=== RECORDS FOR THE TASK ===
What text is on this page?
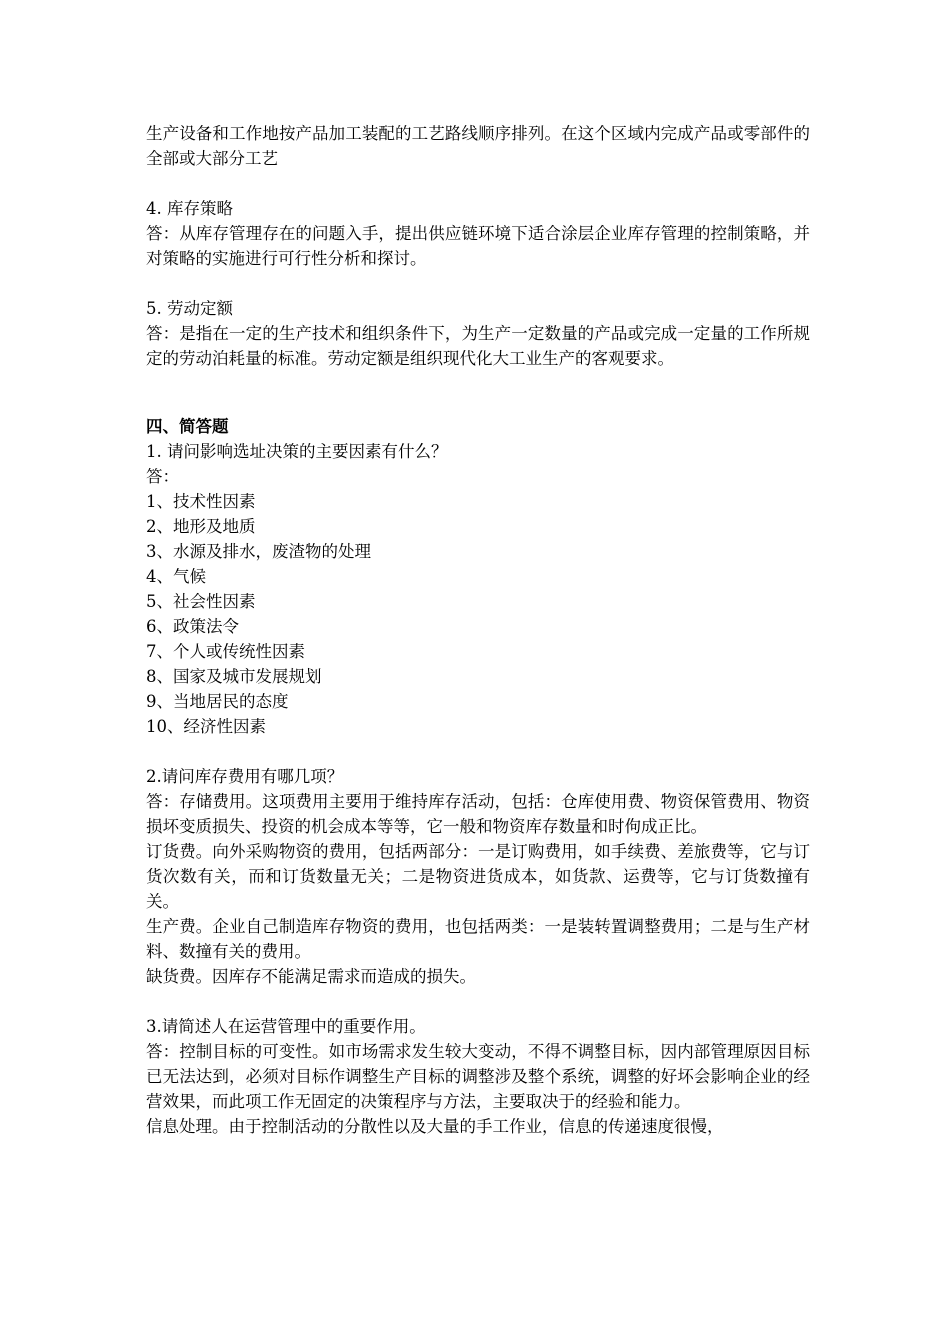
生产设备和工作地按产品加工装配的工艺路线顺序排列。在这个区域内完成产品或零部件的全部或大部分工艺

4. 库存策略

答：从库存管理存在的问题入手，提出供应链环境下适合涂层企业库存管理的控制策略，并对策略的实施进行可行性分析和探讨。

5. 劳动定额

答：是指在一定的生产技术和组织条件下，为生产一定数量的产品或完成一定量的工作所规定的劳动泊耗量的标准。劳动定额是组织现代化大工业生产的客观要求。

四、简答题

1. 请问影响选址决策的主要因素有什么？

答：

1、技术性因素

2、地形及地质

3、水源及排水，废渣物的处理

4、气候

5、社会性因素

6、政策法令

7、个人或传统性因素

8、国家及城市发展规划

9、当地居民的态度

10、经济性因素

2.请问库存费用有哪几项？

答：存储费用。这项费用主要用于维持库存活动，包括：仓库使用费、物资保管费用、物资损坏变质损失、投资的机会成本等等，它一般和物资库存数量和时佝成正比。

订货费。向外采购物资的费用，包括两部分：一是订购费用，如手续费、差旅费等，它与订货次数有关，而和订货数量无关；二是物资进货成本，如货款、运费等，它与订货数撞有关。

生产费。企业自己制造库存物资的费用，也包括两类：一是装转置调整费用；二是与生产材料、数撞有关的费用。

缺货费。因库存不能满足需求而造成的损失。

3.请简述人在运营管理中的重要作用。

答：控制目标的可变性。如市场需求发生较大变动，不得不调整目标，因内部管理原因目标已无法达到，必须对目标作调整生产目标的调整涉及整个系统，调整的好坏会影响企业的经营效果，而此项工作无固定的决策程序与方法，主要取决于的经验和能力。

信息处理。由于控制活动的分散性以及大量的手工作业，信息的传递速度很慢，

=== DIRECTION ===
Omit the pictures, then output the rest of the listing exactly.

=== COMPLETED TASK ===
What text is on this page?
生产设备和工作地按产品加工装配的工艺路线顺序排列。在这个区域内完成产品或零部件的全部或大部分工艺

4. 库存策略

答：从库存管理存在的问题入手，提出供应链环境下适合涂层企业库存管理的控制策略，并对策略的实施进行可行性分析和探讨。

5. 劳动定额

答：是指在一定的生产技术和组织条件下，为生产一定数量的产品或完成一定量的工作所规定的劳动泊耗量的标准。劳动定额是组织现代化大工业生产的客观要求。

四、简答题

1. 请问影响选址决策的主要因素有什么？

答：

1、技术性因素

2、地形及地质

3、水源及排水，废渣物的处理

4、气候

5、社会性因素

6、政策法令

7、个人或传统性因素

8、国家及城市发展规划

9、当地居民的态度

10、经济性因素

2.请问库存费用有哪几项？

答：存储费用。这项费用主要用于维持库存活动，包括：仓库使用费、物资保管费用、物资损坏变质损失、投资的机会成本等等，它一般和物资库存数量和时佝成正比。

订货费。向外采购物资的费用，包括两部分：一是订购费用，如手续费、差旅费等，它与订货次数有关，而和订货数量无关；二是物资进货成本，如货款、运费等，它与订货数撞有关。

生产费。企业自己制造库存物资的费用，也包括两类：一是装转置调整费用；二是与生产材料、数撞有关的费用。

缺货费。因库存不能满足需求而造成的损失。

3.请简述人在运营管理中的重要作用。

答：控制目标的可变性。如市场需求发生较大变动，不得不调整目标，因内部管理原因目标已无法达到，必须对目标作调整生产目标的调整涉及整个系统，调整的好坏会影响企业的经营效果，而此项工作无固定的决策程序与方法，主要取决于的经验和能力。

信息处理。由于控制活动的分散性以及大量的手工作业，信息的传递速度很慢，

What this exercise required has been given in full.